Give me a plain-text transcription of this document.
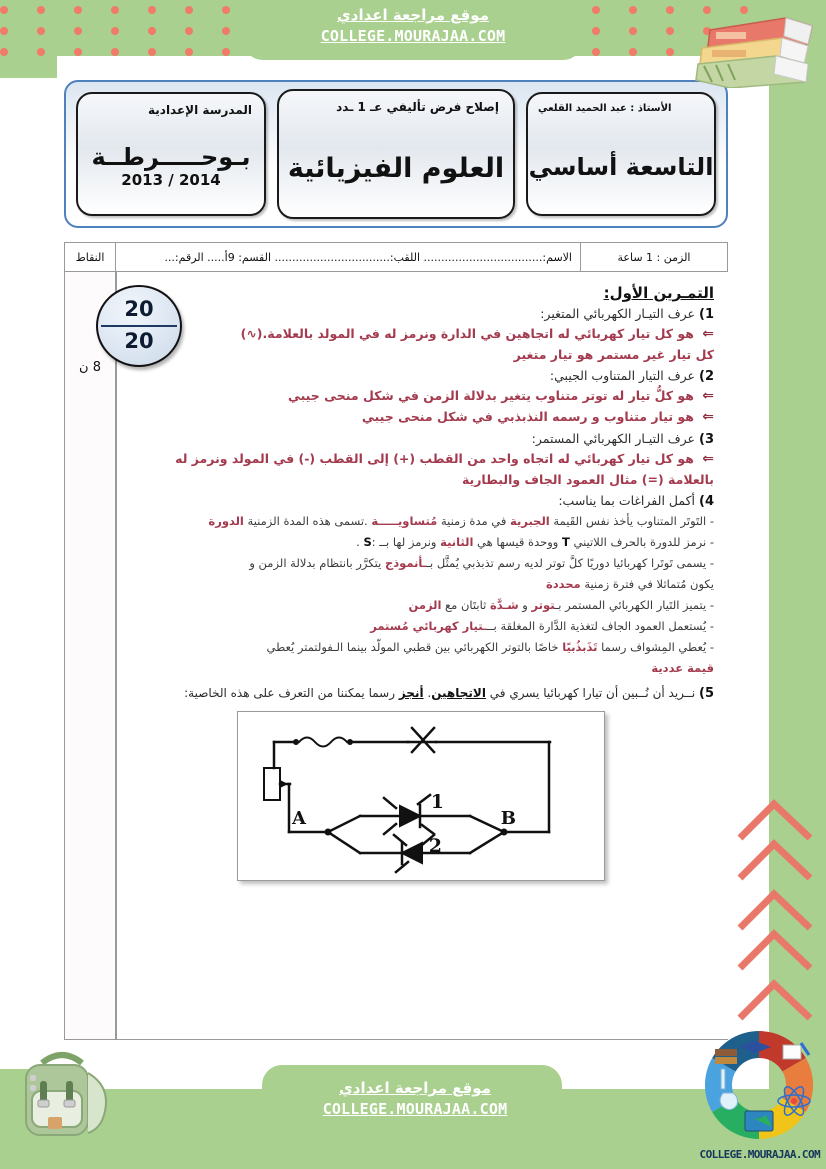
موقع مراجعة اعدادي
COLLEGE.MOURAJAA.COM
الأستاذ : عبد الحميد القلعي
التاسعة أساسي
إصلاح فرض تأليفي عـ 1 ـدد
العلوم الفيزيائية
المدرسة الإعدادية
بـوحـــــرطــة
2014 / 2013
الزمن : 1 ساعة
الاسم:.................................. اللقب:................................. القسم: 9أ..... الرقم:...
النقاط
8 ن
20
20
التمـرين الأول:
1) عرف التيـار الكهربائي المتغير:
⇐ هو كل تيار كهربائي له اتجاهين في الدارة ونرمز له في المولد بالعلامة.(∿)
كل تيار غير مستمر هو تيار متغير
2) عرف التيار المتناوب الجيبي:
⇐ هو كلُّ تيار له توتر متناوب يتغير بدلالة الزمن في شكل منحى جيبي
⇐ هو تيار متناوب و رسمه النذبذبي في شكل منحى جيبي
3) عرف التيـار الكهربائي المستمر:
⇐ هو كل تيار كهربائي له اتجاه واحد من القطب (+) إلى القطب (-) في المولد ونرمز له
بالعلامة (=) مثال العمود الجاف والبطارية
4) أكمل الفراغات بما يناسب:
- التَوتَر المتناوب يأخذ نفس القَيمة الجبرية في مدة زمنية مُتساويـــــة .تسمى هذه المدة الزمنية الدورة
- نرمز للدورة بالحرف اللاتيني T ووحدة قيسها هي الثانية ونرمز لها بــ :S .
- يسمى تَوتَرا كهربائيا دوريًا كلَّ توتر لديه رسم تذبذبي يُمثَّل بــأنموذج يتكرَّر بانتظام بدلالة الزمن و
يكون مُتماثلا في فترة زمنية محددة
- يتميز التَيار الكهربائي المستمر بـتوتر و شـدَّة ثابتَان مع الزمن
- يُستعمل العمود الجاف لتغذية الدَّارة المغلقة بـــتيار كهربائي مُستمر
- يُعطي المِشواف رسما تَذَبذُبيًا خاصًا بالتوتر الكهربائي بين قطبي المولّد بينما الـفولتمتر يُعطي
قيمة عددية
5) نــريد أن نُــبين أن تيارا كهربائيا يسري في الاتجاهين. أنجز رسما يمكننا من التعرف على هذه الخاصية:
A	B
1
2
موقع مراجعة اعدادي
COLLEGE.MOURAJAA.COM
COLLEGE.MOURAJAA.COM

Aim: Print the records above exactly as they stand, but leave out the pictures.

Correct output:
Give me a plain-text transcription of this document.
موقع مراجعة اعدادي
COLLEGE.MOURAJAA.COM
الأستاذ : عبد الحميد القلعي
التاسعة أساسي
إصلاح فرض تأليفي عـ 1 ـدد
العلوم الفيزيائية
المدرسة الإعدادية
بـوحـــــرطــة
2014 / 2013
الزمن : 1 ساعة
الاسم:.................................. اللقب:................................. القسم: 9أ..... الرقم:...
النقاط
8 ن
20
20
التمـرين الأول:
1) عرف التيـار الكهربائي المتغير:
⇐ هو كل تيار كهربائي له اتجاهين في الدارة ونرمز له في المولد بالعلامة.(∿)
كل تيار غير مستمر هو تيار متغير
2) عرف التيار المتناوب الجيبي:
⇐ هو كلُّ تيار له توتر متناوب يتغير بدلالة الزمن في شكل منحى جيبي
⇐ هو تيار متناوب و رسمه النذبذبي في شكل منحى جيبي
3) عرف التيـار الكهربائي المستمر:
⇐ هو كل تيار كهربائي له اتجاه واحد من القطب (+) إلى القطب (-) في المولد ونرمز له
بالعلامة (=) مثال العمود الجاف والبطارية
4) أكمل الفراغات بما يناسب:
- التَوتَر المتناوب يأخذ نفس القَيمة الجبرية في مدة زمنية مُتساويـــــة .تسمى هذه المدة الزمنية الدورة
- نرمز للدورة بالحرف اللاتيني T ووحدة قيسها هي الثانية ونرمز لها بــ :S .
- يسمى تَوتَرا كهربائيا دوريًا كلَّ توتر لديه رسم تذبذبي يُمثَّل بــأنموذج يتكرَّر بانتظام بدلالة الزمن و
يكون مُتماثلا في فترة زمنية محددة
- يتميز التَيار الكهربائي المستمر بـتوتر و شـدَّة ثابتَان مع الزمن
- يُستعمل العمود الجاف لتغذية الدَّارة المغلقة بـــتيار كهربائي مُستمر
- يُعطي المِشواف رسما تَذَبذُبيًا خاصًا بالتوتر الكهربائي بين قطبي المولّد بينما الـفولتمتر يُعطي
قيمة عددية
5) نــريد أن نُــبين أن تيارا كهربائيا يسري في الاتجاهين. أنجز رسما يمكننا من التعرف على هذه الخاصية:
A	B
1
2
موقع مراجعة اعدادي
COLLEGE.MOURAJAA.COM
COLLEGE.MOURAJAA.COM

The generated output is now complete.